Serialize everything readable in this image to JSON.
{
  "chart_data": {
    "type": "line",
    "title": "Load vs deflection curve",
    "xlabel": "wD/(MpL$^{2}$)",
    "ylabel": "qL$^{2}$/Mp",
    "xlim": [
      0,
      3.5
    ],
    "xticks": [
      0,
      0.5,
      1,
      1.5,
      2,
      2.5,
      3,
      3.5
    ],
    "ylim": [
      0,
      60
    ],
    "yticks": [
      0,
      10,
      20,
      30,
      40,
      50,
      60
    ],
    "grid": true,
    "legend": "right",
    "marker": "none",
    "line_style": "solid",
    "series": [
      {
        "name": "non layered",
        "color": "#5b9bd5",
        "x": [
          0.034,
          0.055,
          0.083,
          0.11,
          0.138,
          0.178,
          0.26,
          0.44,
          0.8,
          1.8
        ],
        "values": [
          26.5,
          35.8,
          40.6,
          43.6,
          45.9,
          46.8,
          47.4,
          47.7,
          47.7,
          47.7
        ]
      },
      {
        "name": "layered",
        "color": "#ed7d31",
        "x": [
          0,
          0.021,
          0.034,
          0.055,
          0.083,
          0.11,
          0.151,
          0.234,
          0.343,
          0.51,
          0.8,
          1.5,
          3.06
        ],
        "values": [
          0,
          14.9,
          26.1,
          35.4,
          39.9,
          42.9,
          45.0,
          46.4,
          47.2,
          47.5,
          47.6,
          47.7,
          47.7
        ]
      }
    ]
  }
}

▬▬▬

**Brief:** Every line of the data above should be reproduced word for word.

**Answer for the task:**
Serialize everything readable in this image to JSON.
{
  "chart_data": {
    "type": "line",
    "title": "Load vs deflection curve",
    "xlabel": "wD/(MpL$^{2}$)",
    "ylabel": "qL$^{2}$/Mp",
    "xlim": [
      0,
      3.5
    ],
    "xticks": [
      0,
      0.5,
      1,
      1.5,
      2,
      2.5,
      3,
      3.5
    ],
    "ylim": [
      0,
      60
    ],
    "yticks": [
      0,
      10,
      20,
      30,
      40,
      50,
      60
    ],
    "grid": true,
    "legend": "right",
    "marker": "none",
    "line_style": "solid",
    "series": [
      {
        "name": "non layered",
        "color": "#5b9bd5",
        "x": [
          0.034,
          0.055,
          0.083,
          0.11,
          0.138,
          0.178,
          0.26,
          0.44,
          0.8,
          1.8
        ],
        "values": [
          26.5,
          35.8,
          40.6,
          43.6,
          45.9,
          46.8,
          47.4,
          47.7,
          47.7,
          47.7
        ]
      },
      {
        "name": "layered",
        "color": "#ed7d31",
        "x": [
          0,
          0.021,
          0.034,
          0.055,
          0.083,
          0.11,
          0.151,
          0.234,
          0.343,
          0.51,
          0.8,
          1.5,
          3.06
        ],
        "values": [
          0,
          14.9,
          26.1,
          35.4,
          39.9,
          42.9,
          45.0,
          46.4,
          47.2,
          47.5,
          47.6,
          47.7,
          47.7
        ]
      }
    ]
  }
}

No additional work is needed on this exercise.